• **Task goal**
Locate all lines with the word "Medial". Copy them.
======== Records to process
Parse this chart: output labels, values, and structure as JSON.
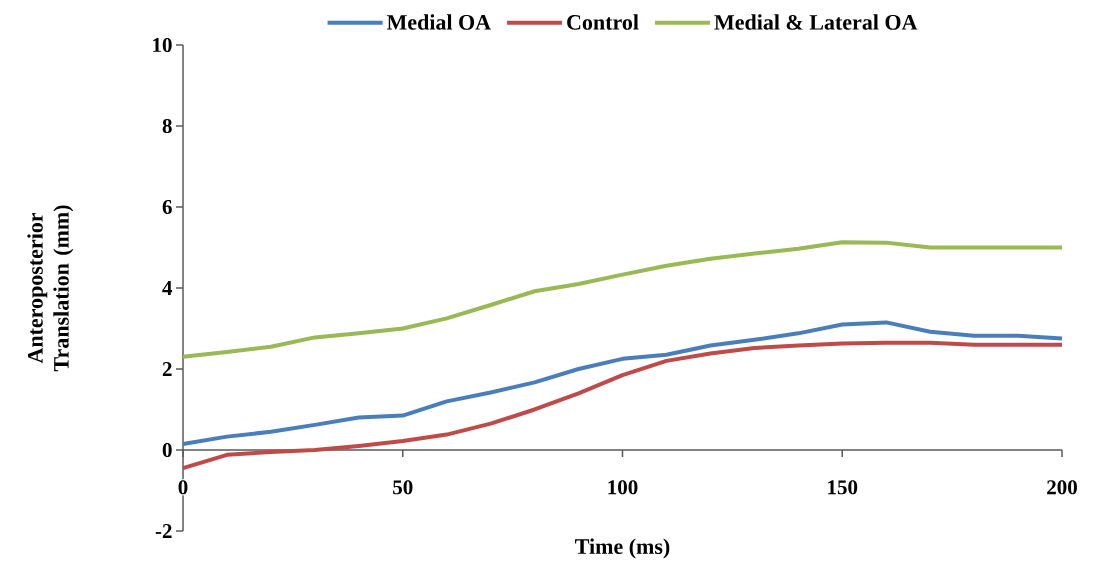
{
  "chart_data": {
    "type": "line",
    "xlabel": "Time (ms)",
    "ylabel": "Anteroposterior Translation (mm)",
    "x": [
      0,
      10,
      20,
      30,
      40,
      50,
      60,
      70,
      80,
      90,
      100,
      110,
      120,
      130,
      140,
      150,
      160,
      170,
      180,
      190,
      200
    ],
    "series": [
      {
        "name": "Medial OA",
        "color": "#4a7ebb",
        "values": [
          0.15,
          0.33,
          0.45,
          0.62,
          0.8,
          0.85,
          1.2,
          1.42,
          1.67,
          2.0,
          2.25,
          2.35,
          2.58,
          2.72,
          2.88,
          3.1,
          3.15,
          2.92,
          2.82,
          2.82,
          2.75
        ]
      },
      {
        "name": "Control",
        "color": "#be4b48",
        "values": [
          -0.45,
          -0.12,
          -0.05,
          0.0,
          0.1,
          0.22,
          0.38,
          0.65,
          1.0,
          1.4,
          1.85,
          2.2,
          2.38,
          2.52,
          2.58,
          2.63,
          2.65,
          2.65,
          2.6,
          2.6,
          2.6
        ]
      },
      {
        "name": "Medial & Lateral OA",
        "color": "#98b954",
        "values": [
          2.3,
          2.42,
          2.55,
          2.78,
          2.88,
          3.0,
          3.25,
          3.58,
          3.92,
          4.1,
          4.33,
          4.55,
          4.72,
          4.85,
          4.97,
          5.13,
          5.12,
          5.0,
          5.0,
          5.0,
          5.0
        ]
      }
    ],
    "xlim": [
      0,
      200
    ],
    "ylim": [
      -2,
      10
    ],
    "xticks": [
      0,
      50,
      100,
      150,
      200
    ],
    "yticks": [
      -2,
      0,
      2,
      4,
      6,
      8,
      10
    ],
    "grid": false,
    "legend": "top",
    "marker": "none",
    "line_style": "solid"
  }
}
================
• **Response to this exercise**
        "name": "Medial OA",
        "name": "Medial & Lateral OA",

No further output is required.